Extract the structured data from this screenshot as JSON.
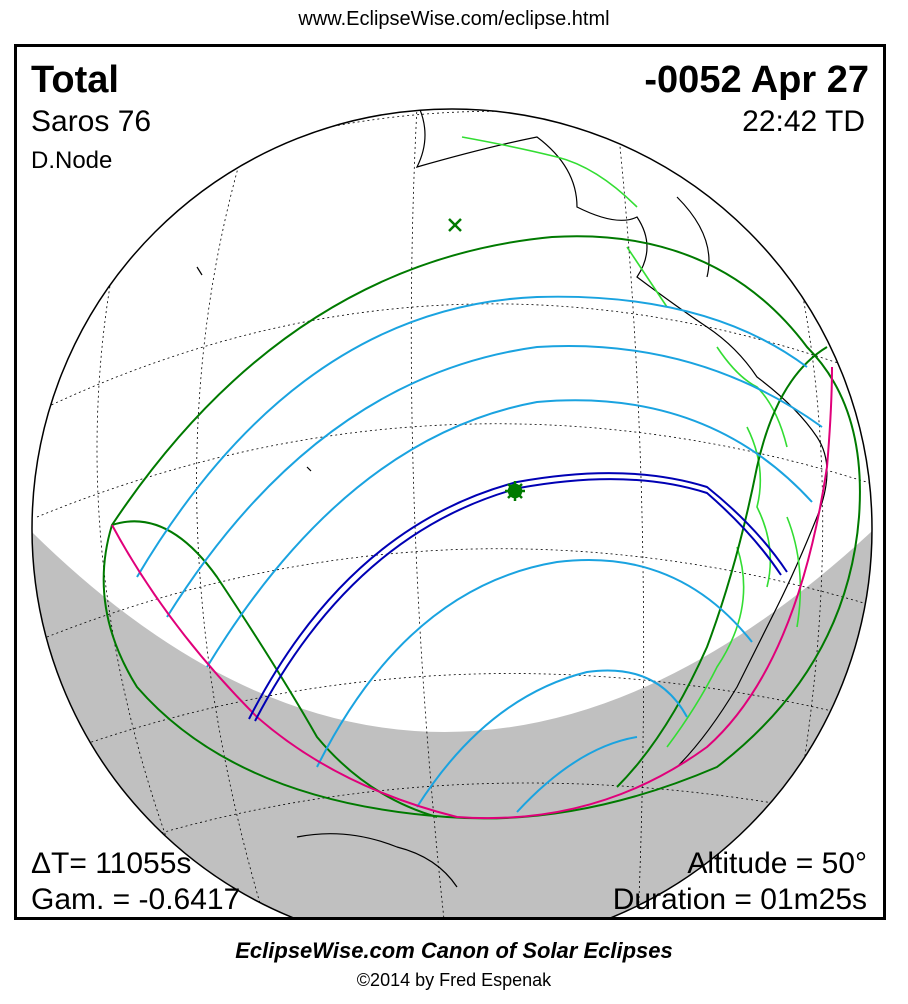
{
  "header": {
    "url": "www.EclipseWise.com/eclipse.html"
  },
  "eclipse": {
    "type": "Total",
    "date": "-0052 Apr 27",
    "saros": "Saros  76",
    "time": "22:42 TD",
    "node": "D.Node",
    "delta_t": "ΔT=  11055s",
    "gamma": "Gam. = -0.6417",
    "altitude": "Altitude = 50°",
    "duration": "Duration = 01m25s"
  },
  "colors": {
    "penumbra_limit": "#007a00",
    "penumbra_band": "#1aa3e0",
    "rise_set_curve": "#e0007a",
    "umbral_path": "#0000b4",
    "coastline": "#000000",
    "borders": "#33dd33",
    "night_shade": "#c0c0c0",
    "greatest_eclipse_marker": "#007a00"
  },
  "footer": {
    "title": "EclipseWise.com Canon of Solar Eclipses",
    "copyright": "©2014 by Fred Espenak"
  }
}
...
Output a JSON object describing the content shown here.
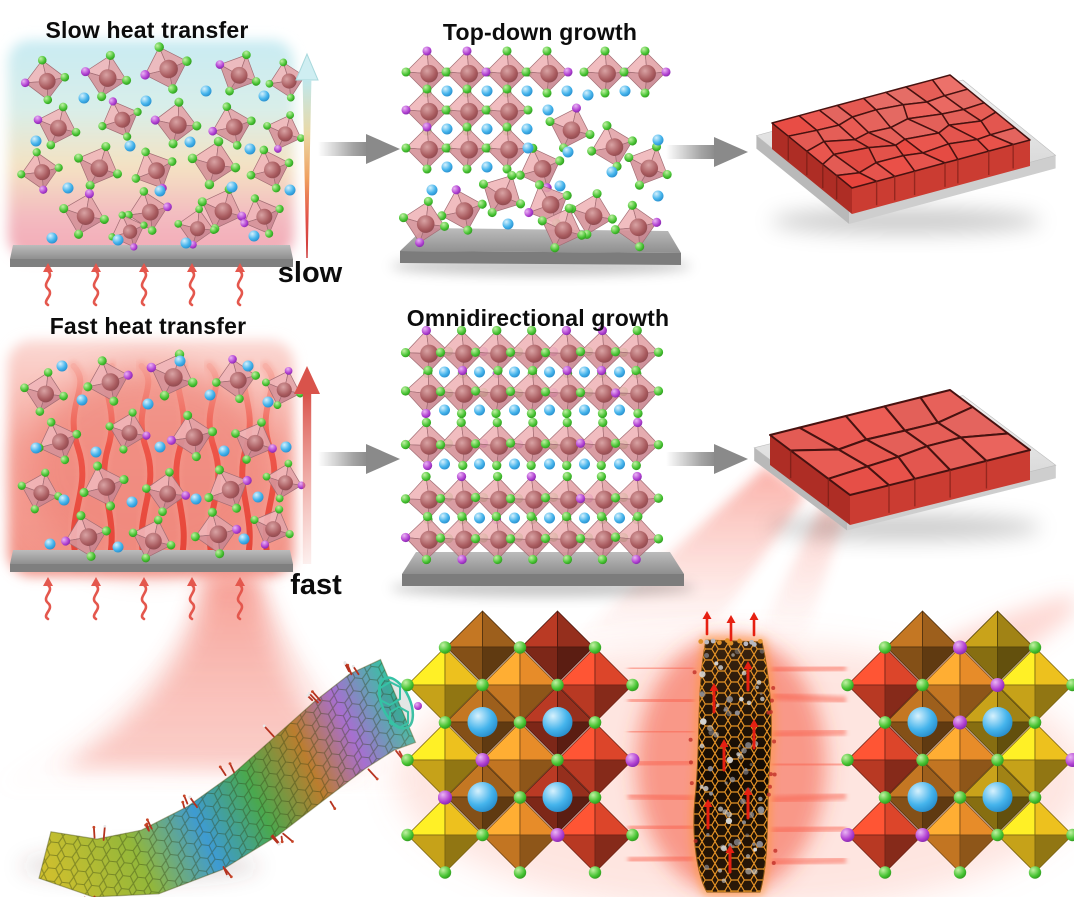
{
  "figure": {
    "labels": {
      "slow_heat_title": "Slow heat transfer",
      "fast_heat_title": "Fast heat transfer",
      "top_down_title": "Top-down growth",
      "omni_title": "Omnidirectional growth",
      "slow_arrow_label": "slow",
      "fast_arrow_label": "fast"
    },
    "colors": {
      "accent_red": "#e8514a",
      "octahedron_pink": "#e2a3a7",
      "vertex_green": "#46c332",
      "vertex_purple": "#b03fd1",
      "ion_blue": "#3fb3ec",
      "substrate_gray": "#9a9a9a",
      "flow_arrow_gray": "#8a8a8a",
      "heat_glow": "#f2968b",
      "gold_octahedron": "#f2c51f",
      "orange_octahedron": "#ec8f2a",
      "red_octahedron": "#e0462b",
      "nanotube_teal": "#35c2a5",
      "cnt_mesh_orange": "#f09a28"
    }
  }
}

• Aim of the task
Say how many lines of the material contain the word "JSON", with no other text.

• Full answer
2